- [TASK BRIEF]
Read the records and gather each line that includes "นสะสม".

_ _ _

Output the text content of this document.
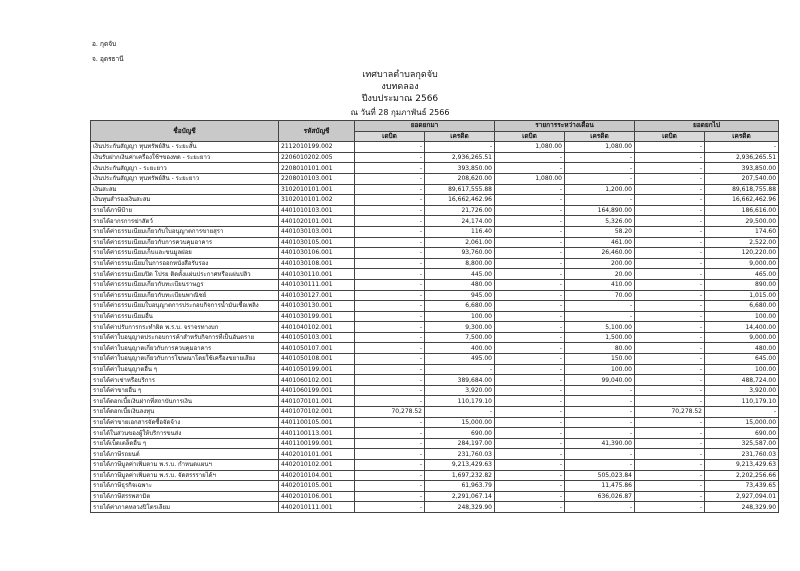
อ. กุดจับ
จ. อุดรธานี
เทศบาลตำบลกุดจับ
งบทดลอง
ปีงบประมาณ 2566
ณ วันที่ 28 กุมภาพันธ์ 2566
ชื่อบัญชี	รหัสบัญชี	ยอดยกมา		รายการระหว่างเดือน		ยอดยกไป	
		เดบิต	เครดิต	เดบิต	เครดิต	เดบิต	เครดิต
เงินประกันสัญญา ทุนทรัพย์สิน - ระยะสั้น	2112010199.002	-	-	1,080.00	1,080.00	-	-
เงินรับฝากเงินค่าเครื่องใช้ฯของทด - ระยะยาว	2206010202.005	-	2,936,265.51	-	-	-	2,936,265.51
เงินประกันสัญญา - ระยะยาว	2208010101.001	-	393,850.00	-	-	-	393,850.00
เงินประกันสัญญา ทุนทรัพย์สิน - ระยะยาว	2208010103.001	-	208,620.00	1,080.00	-	-	207,540.00
เงินสะสม	3102010101.001	-	89,617,555.88	-	1,200.00	-	89,618,755.88
เงินทุนสำรองเงินสะสม	3102010101.002	-	16,662,462.96	-	-	-	16,662,462.96
รายได้ภาษีป้าย	4401010103.001	-	21,726.00	-	164,890.00	-	186,616.00
รายได้อากรการฆ่าสัตว์	4401020101.001	-	24,174.00	-	5,326.00	-	29,500.00
รายได้ค่าธรรมเนียมเกี่ยวกับใบอนุญาตการขายสุรา	4401030103.001	-	116.40	-	58.20	-	174.60
รายได้ค่าธรรมเนียมเกี่ยวกับการควบคุมอาคาร	4401030105.001	-	2,061.00	-	461.00	-	2,522.00
รายได้ค่าธรรมเนียมเก็บและขนมูลฝอย	4401030106.001	-	93,760.00	-	26,460.00	-	120,220.00
รายได้ค่าธรรมเนียมในการออกหนังสือรับรอง	4401030108.001	-	8,800.00	-	200.00	-	9,000.00
รายได้ค่าธรรมเนียมปิด โปรย ติดตั้งแผ่นประกาศหรือแผ่นปลิว	4401030110.001	-	445.00	-	20.00	-	465.00
รายได้ค่าธรรมเนียมเกี่ยวกับทะเบียนราษฎร	4401030111.001	-	480.00	-	410.00	-	890.00
รายได้ค่าธรรมเนียมเกี่ยวกับทะเบียนพาณิชย์	4401030127.001	-	945.00	-	70.00	-	1,015.00
รายได้ค่าธรรมเนียมใบอนุญาตการประกอบกิจการน้ำมันเชื้อเพลิง	4401030130.001	-	6,680.00	-	-	-	6,680.00
รายได้ค่าธรรมเนียมอื่น	4401030199.001	-	100.00	-	-	-	100.00
รายได้ค่าปรับการกระทำผิด พ.ร.บ. จราจรทางบก	4401040102.001	-	9,300.00	-	5,100.00	-	14,400.00
รายได้ค่าใบอนุญาตประกอบการค้าสำหรับกิจการที่เป็นอันตราย	4401050103.001	-	7,500.00	-	1,500.00	-	9,000.00
รายได้ค่าใบอนุญาตเกี่ยวกับการควบคุมอาคาร	4401050107.001	-	400.00	-	80.00	-	480.00
รายได้ค่าใบอนุญาตเกี่ยวกับการโฆษณาโดยใช้เครื่องขยายเสียง	4401050108.001	-	495.00	-	150.00	-	645.00
รายได้ค่าใบอนุญาตอื่น ๆ	4401050199.001	-	-	-	100.00	-	100.00
รายได้ค่าเช่าหรือบริการ	4401060102.001	-	389,684.00	-	99,040.00	-	488,724.00
รายได้ค่าขายอื่น ๆ	4401060199.001	-	3,920.00	-	-	-	3,920.00
รายได้ดอกเบี้ยเงินฝากที่สถาบันการเงิน	4401070101.001	-	110,179.10	-	-	-	110,179.10
รายได้ดอกเบี้ยเงินลงทุน	4401070102.001	70,278.52	-	-	-	70,278.52	-
รายได้ค่าขายเอกสารจัดซื้อจัดจ้าง	4401100105.001	-	15,000.00	-	-	-	15,000.00
รายได้ในส่วนของผู้ให้บริการขนส่ง	4401100113.001	-	690.00	-	-	-	690.00
รายได้เบ็ดเตล็ดอื่น ๆ	4401100199.001	-	284,197.00	-	41,390.00	-	325,587.00
รายได้ภาษีรถยนต์	4402010101.001	-	231,760.03	-	-	-	231,760.03
รายได้ภาษีมูลค่าเพิ่มตาม พ.ร.บ. กำหนดแผนฯ	4402010102.001	-	9,213,429.63	-	-	-	9,213,429.63
รายได้ภาษีมูลค่าเพิ่มตาม พ.ร.บ. จัดสรรรายได้ฯ	4402010104.001	-	1,697,232.82	-	505,023.84	-	2,202,256.66
รายได้ภาษีธุรกิจเฉพาะ	4402010105.001	-	61,963.79	-	11,475.86	-	73,439.65
รายได้ภาษีสรรพสามิต	4402010106.001	-	2,291,067.14	-	636,026.87	-	2,927,094.01
รายได้ค่าภาคหลวงปิโตรเลียม	4402010111.001	-	248,329.90	-	-	-	248,329.90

_ _ _

- [SOLUTION TO THE PROBLEM]
เงินสะสม	3102010101.001	-	89,617,555.88	-	1,200.00	-	89,618,755.88
เงินทุนสำรองเงินสะสม	3102010101.002	-	16,662,462.96	-	-	-	16,662,462.96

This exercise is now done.